# Problem to work on:
Restate the entries word for word, omitting nothing.

# Data provided:
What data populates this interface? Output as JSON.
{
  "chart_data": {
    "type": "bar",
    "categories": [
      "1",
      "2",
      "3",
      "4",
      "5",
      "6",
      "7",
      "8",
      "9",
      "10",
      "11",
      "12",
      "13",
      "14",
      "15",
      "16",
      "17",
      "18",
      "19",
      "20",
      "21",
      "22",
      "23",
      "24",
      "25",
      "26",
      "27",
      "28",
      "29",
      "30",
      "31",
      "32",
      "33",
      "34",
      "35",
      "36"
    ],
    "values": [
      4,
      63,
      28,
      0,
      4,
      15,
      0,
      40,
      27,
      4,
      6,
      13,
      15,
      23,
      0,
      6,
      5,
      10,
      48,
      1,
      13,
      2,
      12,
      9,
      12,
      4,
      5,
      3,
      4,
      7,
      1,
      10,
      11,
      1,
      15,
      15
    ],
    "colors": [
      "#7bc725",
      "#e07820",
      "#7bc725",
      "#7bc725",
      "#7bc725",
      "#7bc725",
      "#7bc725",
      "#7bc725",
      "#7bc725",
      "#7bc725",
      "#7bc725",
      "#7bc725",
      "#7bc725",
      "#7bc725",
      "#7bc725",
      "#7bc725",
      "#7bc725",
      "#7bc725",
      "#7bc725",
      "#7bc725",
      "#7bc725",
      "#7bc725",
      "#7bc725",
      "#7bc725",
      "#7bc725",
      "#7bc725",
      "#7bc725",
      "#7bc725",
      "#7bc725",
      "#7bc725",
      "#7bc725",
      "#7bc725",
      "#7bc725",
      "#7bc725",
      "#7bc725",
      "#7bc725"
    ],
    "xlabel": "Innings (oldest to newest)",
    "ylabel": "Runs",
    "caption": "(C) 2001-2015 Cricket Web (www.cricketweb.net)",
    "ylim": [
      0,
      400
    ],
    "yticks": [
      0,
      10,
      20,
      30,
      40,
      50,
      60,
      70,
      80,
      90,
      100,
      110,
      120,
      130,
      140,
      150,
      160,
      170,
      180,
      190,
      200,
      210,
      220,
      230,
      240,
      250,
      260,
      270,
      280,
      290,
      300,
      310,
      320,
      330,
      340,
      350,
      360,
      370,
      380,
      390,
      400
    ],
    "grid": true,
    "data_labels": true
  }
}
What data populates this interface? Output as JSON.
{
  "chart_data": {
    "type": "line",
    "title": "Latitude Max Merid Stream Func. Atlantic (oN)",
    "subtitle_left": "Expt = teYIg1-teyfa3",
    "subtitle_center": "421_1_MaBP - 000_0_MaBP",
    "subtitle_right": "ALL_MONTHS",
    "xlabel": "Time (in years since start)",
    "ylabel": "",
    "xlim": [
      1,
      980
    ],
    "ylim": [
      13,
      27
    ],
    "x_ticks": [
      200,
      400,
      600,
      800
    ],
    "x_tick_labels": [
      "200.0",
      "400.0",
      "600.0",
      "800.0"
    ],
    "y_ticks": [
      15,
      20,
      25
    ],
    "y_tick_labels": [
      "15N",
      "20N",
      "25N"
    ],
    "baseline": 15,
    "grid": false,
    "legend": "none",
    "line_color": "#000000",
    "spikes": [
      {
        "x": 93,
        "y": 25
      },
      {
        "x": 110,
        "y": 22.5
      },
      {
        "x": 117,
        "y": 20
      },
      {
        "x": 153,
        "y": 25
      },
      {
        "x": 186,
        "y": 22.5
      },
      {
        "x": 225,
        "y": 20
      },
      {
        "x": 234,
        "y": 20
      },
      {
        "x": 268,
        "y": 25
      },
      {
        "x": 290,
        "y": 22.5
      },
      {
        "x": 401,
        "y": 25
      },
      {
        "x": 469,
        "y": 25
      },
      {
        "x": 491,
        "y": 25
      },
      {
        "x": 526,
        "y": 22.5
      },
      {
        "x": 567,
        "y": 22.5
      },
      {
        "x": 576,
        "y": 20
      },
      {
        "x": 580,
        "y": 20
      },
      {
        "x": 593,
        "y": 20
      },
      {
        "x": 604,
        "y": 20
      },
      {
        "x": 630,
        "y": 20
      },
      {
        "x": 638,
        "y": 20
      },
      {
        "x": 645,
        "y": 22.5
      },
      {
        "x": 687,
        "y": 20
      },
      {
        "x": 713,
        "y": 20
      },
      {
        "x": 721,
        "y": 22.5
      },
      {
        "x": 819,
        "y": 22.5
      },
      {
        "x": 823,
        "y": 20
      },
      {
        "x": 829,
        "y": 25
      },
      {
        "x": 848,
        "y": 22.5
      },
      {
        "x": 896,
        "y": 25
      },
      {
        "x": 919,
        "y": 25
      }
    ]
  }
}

# The completed task:
What data populates this interface? Output as JSON.
{
  "chart_data": {
    "type": "bar",
    "categories": [
      "1",
      "2",
      "3",
      "4",
      "5",
      "6",
      "7",
      "8",
      "9",
      "10",
      "11",
      "12",
      "13",
      "14",
      "15",
      "16",
      "17",
      "18",
      "19",
      "20",
      "21",
      "22",
      "23",
      "24",
      "25",
      "26",
      "27",
      "28",
      "29",
      "30",
      "31",
      "32",
      "33",
      "34",
      "35",
      "36"
    ],
    "values": [
      4,
      63,
      28,
      0,
      4,
      15,
      0,
      40,
      27,
      4,
      6,
      13,
      15,
      23,
      0,
      6,
      5,
      10,
      48,
      1,
      13,
      2,
      12,
      9,
      12,
      4,
      5,
      3,
      4,
      7,
      1,
      10,
      11,
      1,
      15,
      15
    ],
    "colors": [
      "#7bc725",
      "#e07820",
      "#7bc725",
      "#7bc725",
      "#7bc725",
      "#7bc725",
      "#7bc725",
      "#7bc725",
      "#7bc725",
      "#7bc725",
      "#7bc725",
      "#7bc725",
      "#7bc725",
      "#7bc725",
      "#7bc725",
      "#7bc725",
      "#7bc725",
      "#7bc725",
      "#7bc725",
      "#7bc725",
      "#7bc725",
      "#7bc725",
      "#7bc725",
      "#7bc725",
      "#7bc725",
      "#7bc725",
      "#7bc725",
      "#7bc725",
      "#7bc725",
      "#7bc725",
      "#7bc725",
      "#7bc725",
      "#7bc725",
      "#7bc725",
      "#7bc725",
      "#7bc725"
    ],
    "xlabel": "Innings (oldest to newest)",
    "ylabel": "Runs",
    "caption": "(C) 2001-2015 Cricket Web (www.cricketweb.net)",
    "ylim": [
      0,
      400
    ],
    "yticks": [
      0,
      10,
      20,
      30,
      40,
      50,
      60,
      70,
      80,
      90,
      100,
      110,
      120,
      130,
      140,
      150,
      160,
      170,
      180,
      190,
      200,
      210,
      220,
      230,
      240,
      250,
      260,
      270,
      280,
      290,
      300,
      310,
      320,
      330,
      340,
      350,
      360,
      370,
      380,
      390,
      400
    ],
    "grid": true,
    "data_labels": true
  }
}
What data populates this interface? Output as JSON.
{
  "chart_data": {
    "type": "line",
    "title": "Latitude Max Merid Stream Func. Atlantic (oN)",
    "subtitle_left": "Expt = teYIg1-teyfa3",
    "subtitle_center": "421_1_MaBP - 000_0_MaBP",
    "subtitle_right": "ALL_MONTHS",
    "xlabel": "Time (in years since start)",
    "ylabel": "",
    "xlim": [
      1,
      980
    ],
    "ylim": [
      13,
      27
    ],
    "x_ticks": [
      200,
      400,
      600,
      800
    ],
    "x_tick_labels": [
      "200.0",
      "400.0",
      "600.0",
      "800.0"
    ],
    "y_ticks": [
      15,
      20,
      25
    ],
    "y_tick_labels": [
      "15N",
      "20N",
      "25N"
    ],
    "baseline": 15,
    "grid": false,
    "legend": "none",
    "line_color": "#000000",
    "spikes": [
      {
        "x": 93,
        "y": 25
      },
      {
        "x": 110,
        "y": 22.5
      },
      {
        "x": 117,
        "y": 20
      },
      {
        "x": 153,
        "y": 25
      },
      {
        "x": 186,
        "y": 22.5
      },
      {
        "x": 225,
        "y": 20
      },
      {
        "x": 234,
        "y": 20
      },
      {
        "x": 268,
        "y": 25
      },
      {
        "x": 290,
        "y": 22.5
      },
      {
        "x": 401,
        "y": 25
      },
      {
        "x": 469,
        "y": 25
      },
      {
        "x": 491,
        "y": 25
      },
      {
        "x": 526,
        "y": 22.5
      },
      {
        "x": 567,
        "y": 22.5
      },
      {
        "x": 576,
        "y": 20
      },
      {
        "x": 580,
        "y": 20
      },
      {
        "x": 593,
        "y": 20
      },
      {
        "x": 604,
        "y": 20
      },
      {
        "x": 630,
        "y": 20
      },
      {
        "x": 638,
        "y": 20
      },
      {
        "x": 645,
        "y": 22.5
      },
      {
        "x": 687,
        "y": 20
      },
      {
        "x": 713,
        "y": 20
      },
      {
        "x": 721,
        "y": 22.5
      },
      {
        "x": 819,
        "y": 22.5
      },
      {
        "x": 823,
        "y": 20
      },
      {
        "x": 829,
        "y": 25
      },
      {
        "x": 848,
        "y": 22.5
      },
      {
        "x": 896,
        "y": 25
      },
      {
        "x": 919,
        "y": 25
      }
    ]
  }
}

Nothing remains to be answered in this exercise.